### Problem
Wherever the word "name" turns up in a line of the entries, copy that line.

### Exercise inputs
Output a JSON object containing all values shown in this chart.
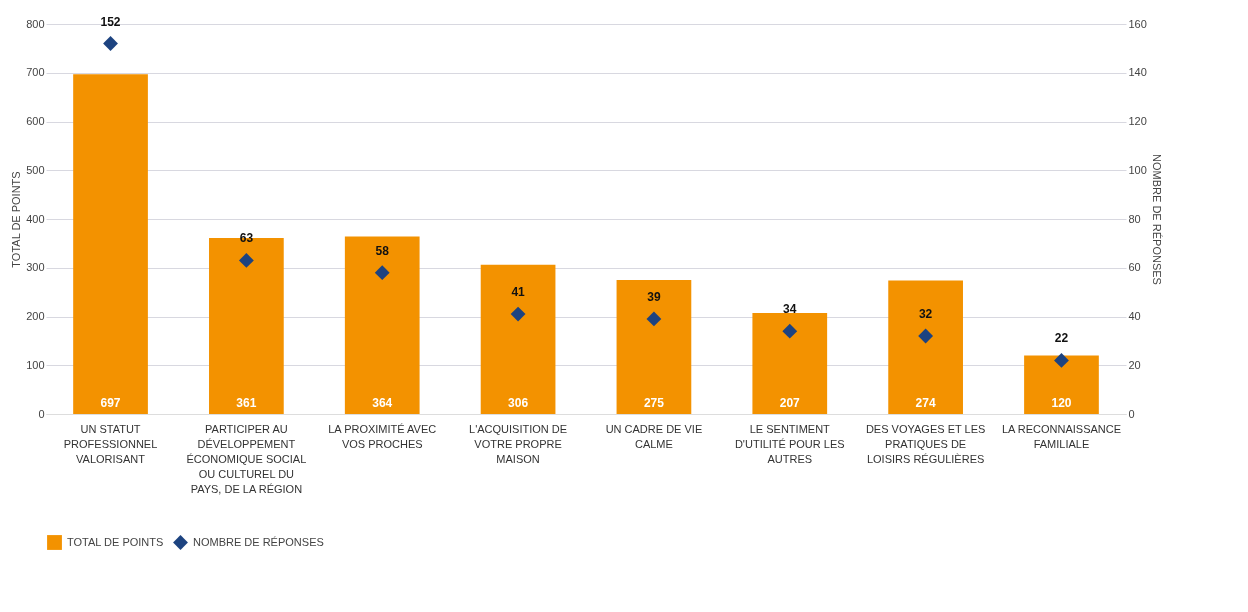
{
  "chart_data": {
    "type": "bar",
    "ylabel": "TOTAL DE POINTS",
    "y2label": "NOMBRE DE RÉPONSES",
    "categories": [
      "UN STATUT PROFESSIONNEL VALORISANT",
      "PARTICIPER AU DÉVELOPPEMENT ÉCONOMIQUE SOCIAL OU CULTUREL DU PAYS, DE LA RÉGION",
      "LA PROXIMITÉ AVEC VOS PROCHES",
      "L'ACQUISITION DE VOTRE PROPRE MAISON",
      "UN CADRE DE VIE CALME",
      "LE SENTIMENT D'UTILITÉ POUR LES AUTRES",
      "DES VOYAGES ET LES PRATIQUES DE LOISIRS RÉGULIÈRES",
      "LA RECONNAISSANCE FAMILIALE"
    ],
    "series": [
      {
        "name": "TOTAL DE POINTS",
        "color": "#f39200",
        "values": [
          697,
          361,
          364,
          306,
          275,
          207,
          274,
          120
        ]
      },
      {
        "name": "NOMBRE DE RÉPONSES",
        "type": "scatter",
        "axis": "y2",
        "color": "#1d4380",
        "values": [
          152,
          63,
          58,
          41,
          39,
          34,
          32,
          22
        ]
      }
    ],
    "ylim": [
      0,
      800
    ],
    "yticks": [
      0,
      100,
      200,
      300,
      400,
      500,
      600,
      700,
      800
    ],
    "y2lim": [
      0,
      160
    ],
    "y2ticks": [
      0,
      20,
      40,
      60,
      80,
      100,
      120,
      140,
      160
    ],
    "data_labels": true,
    "grid": "y",
    "legend": "bottom",
    "marker": "diamond"
  }
}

### Expected output
        "name": "TOTAL DE POINTS",
        "name": "NOMBRE DE RÉPONSES",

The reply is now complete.